[Saved data entries]

■ ■ ■ ■ ■

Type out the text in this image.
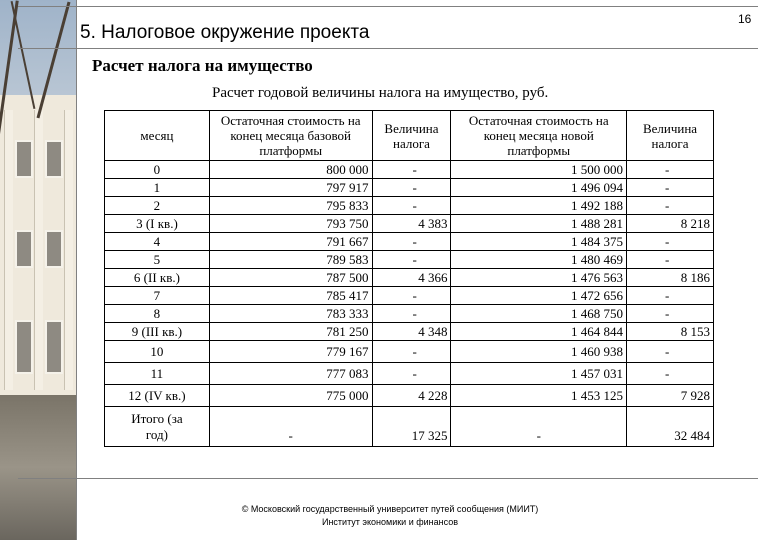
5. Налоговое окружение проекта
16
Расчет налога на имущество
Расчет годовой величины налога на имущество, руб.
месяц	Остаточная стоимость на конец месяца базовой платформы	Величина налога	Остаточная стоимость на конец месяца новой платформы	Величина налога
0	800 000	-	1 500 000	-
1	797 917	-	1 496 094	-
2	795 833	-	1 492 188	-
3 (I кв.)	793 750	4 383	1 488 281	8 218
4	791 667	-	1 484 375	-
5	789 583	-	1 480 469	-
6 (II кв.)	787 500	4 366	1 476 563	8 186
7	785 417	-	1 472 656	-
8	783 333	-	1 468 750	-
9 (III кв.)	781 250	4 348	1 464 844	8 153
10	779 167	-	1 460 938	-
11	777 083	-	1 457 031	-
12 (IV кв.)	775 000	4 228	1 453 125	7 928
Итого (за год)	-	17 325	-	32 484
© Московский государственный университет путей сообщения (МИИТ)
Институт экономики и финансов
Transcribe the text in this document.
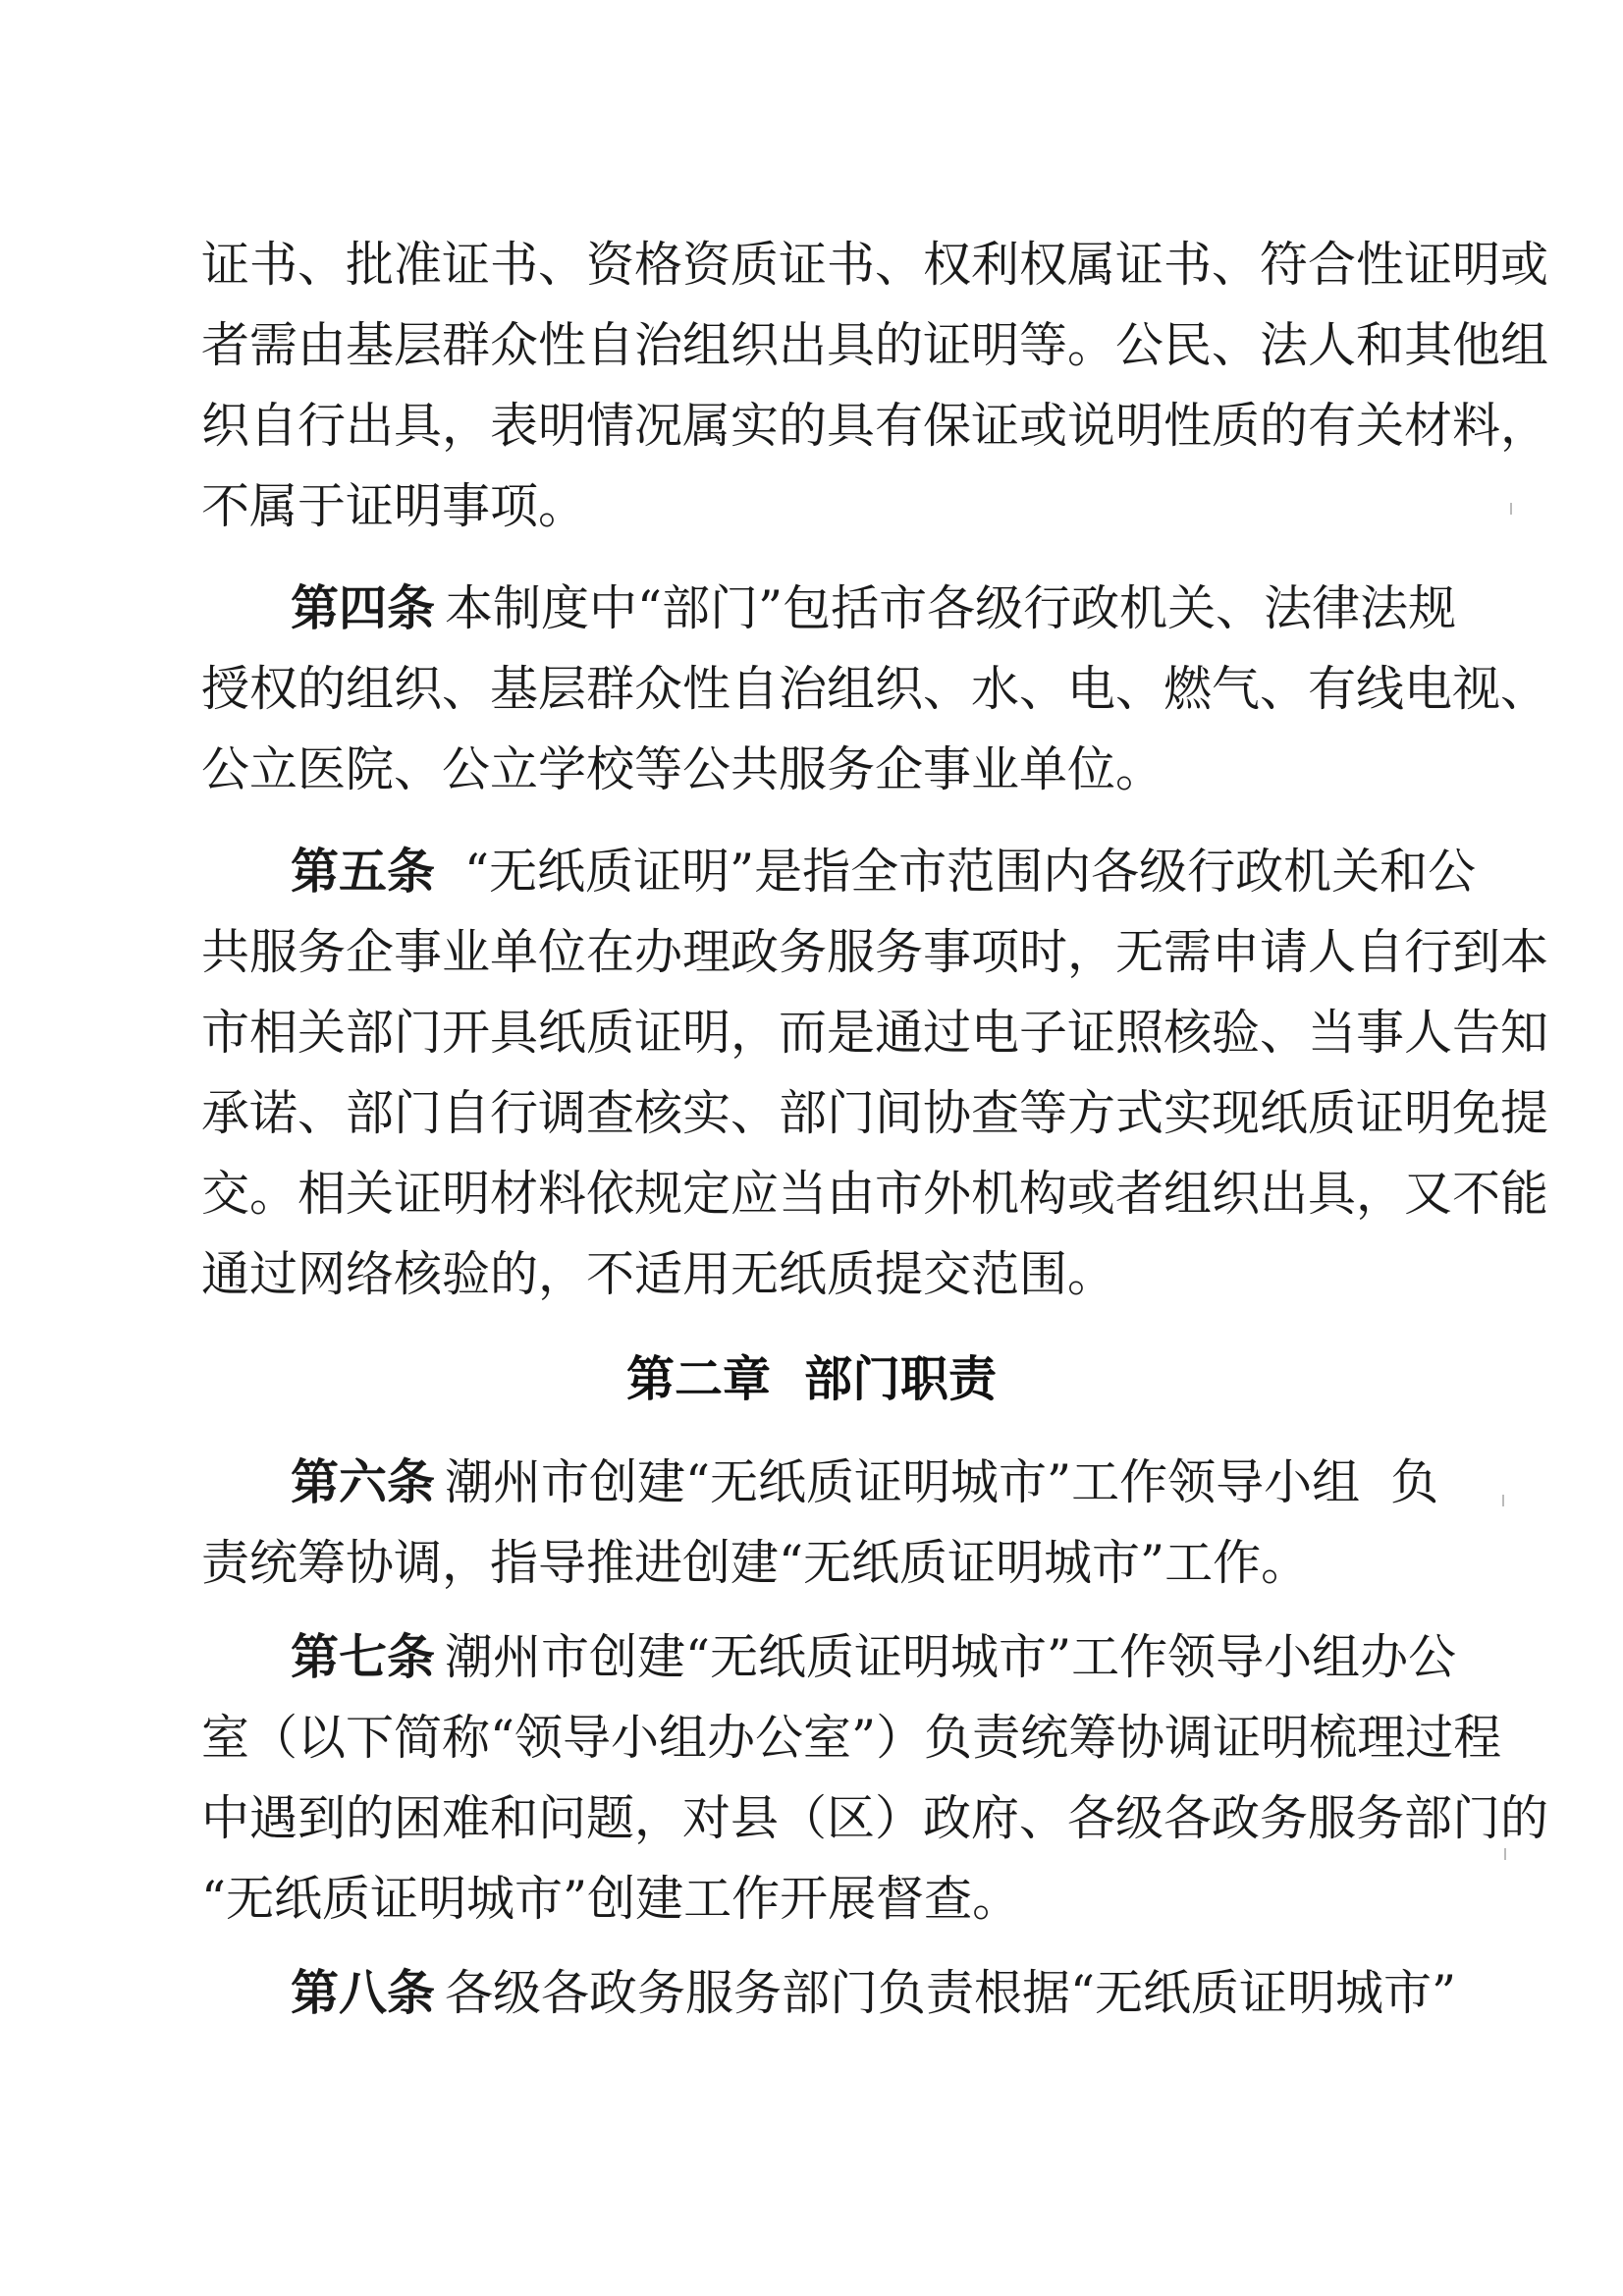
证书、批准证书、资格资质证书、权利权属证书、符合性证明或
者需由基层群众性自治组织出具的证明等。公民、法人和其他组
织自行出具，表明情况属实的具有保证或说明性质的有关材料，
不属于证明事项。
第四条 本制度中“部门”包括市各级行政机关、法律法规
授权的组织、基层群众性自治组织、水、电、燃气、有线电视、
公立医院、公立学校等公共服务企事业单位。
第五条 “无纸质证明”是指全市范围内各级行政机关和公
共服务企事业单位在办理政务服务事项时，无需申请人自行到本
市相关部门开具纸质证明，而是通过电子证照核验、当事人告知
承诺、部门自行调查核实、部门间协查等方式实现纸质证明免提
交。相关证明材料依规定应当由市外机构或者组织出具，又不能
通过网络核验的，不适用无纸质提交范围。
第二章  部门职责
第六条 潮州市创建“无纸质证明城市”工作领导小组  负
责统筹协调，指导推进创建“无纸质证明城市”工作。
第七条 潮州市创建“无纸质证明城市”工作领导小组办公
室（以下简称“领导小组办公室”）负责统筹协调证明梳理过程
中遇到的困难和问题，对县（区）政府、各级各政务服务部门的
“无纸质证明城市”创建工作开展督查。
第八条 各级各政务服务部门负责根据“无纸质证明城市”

■ ■ ■ ■ ■

Task details
Pictures are to be left out; otherwise, copy exactly each line from the one containing "Transcribe the text in this document." through the last line of the listing.

Exercise solution
Transcribe the text in this document.
证书、批准证书、资格资质证书、权利权属证书、符合性证明或
者需由基层群众性自治组织出具的证明等。公民、法人和其他组
织自行出具，表明情况属实的具有保证或说明性质的有关材料，
不属于证明事项。
第四条 本制度中“部门”包括市各级行政机关、法律法规
授权的组织、基层群众性自治组织、水、电、燃气、有线电视、
公立医院、公立学校等公共服务企事业单位。
第五条 “无纸质证明”是指全市范围内各级行政机关和公
共服务企事业单位在办理政务服务事项时，无需申请人自行到本
市相关部门开具纸质证明，而是通过电子证照核验、当事人告知
承诺、部门自行调查核实、部门间协查等方式实现纸质证明免提
交。相关证明材料依规定应当由市外机构或者组织出具，又不能
通过网络核验的，不适用无纸质提交范围。
第二章  部门职责
第六条 潮州市创建“无纸质证明城市”工作领导小组  负
责统筹协调，指导推进创建“无纸质证明城市”工作。
第七条 潮州市创建“无纸质证明城市”工作领导小组办公
室（以下简称“领导小组办公室”）负责统筹协调证明梳理过程
中遇到的困难和问题，对县（区）政府、各级各政务服务部门的
“无纸质证明城市”创建工作开展督查。
第八条 各级各政务服务部门负责根据“无纸质证明城市”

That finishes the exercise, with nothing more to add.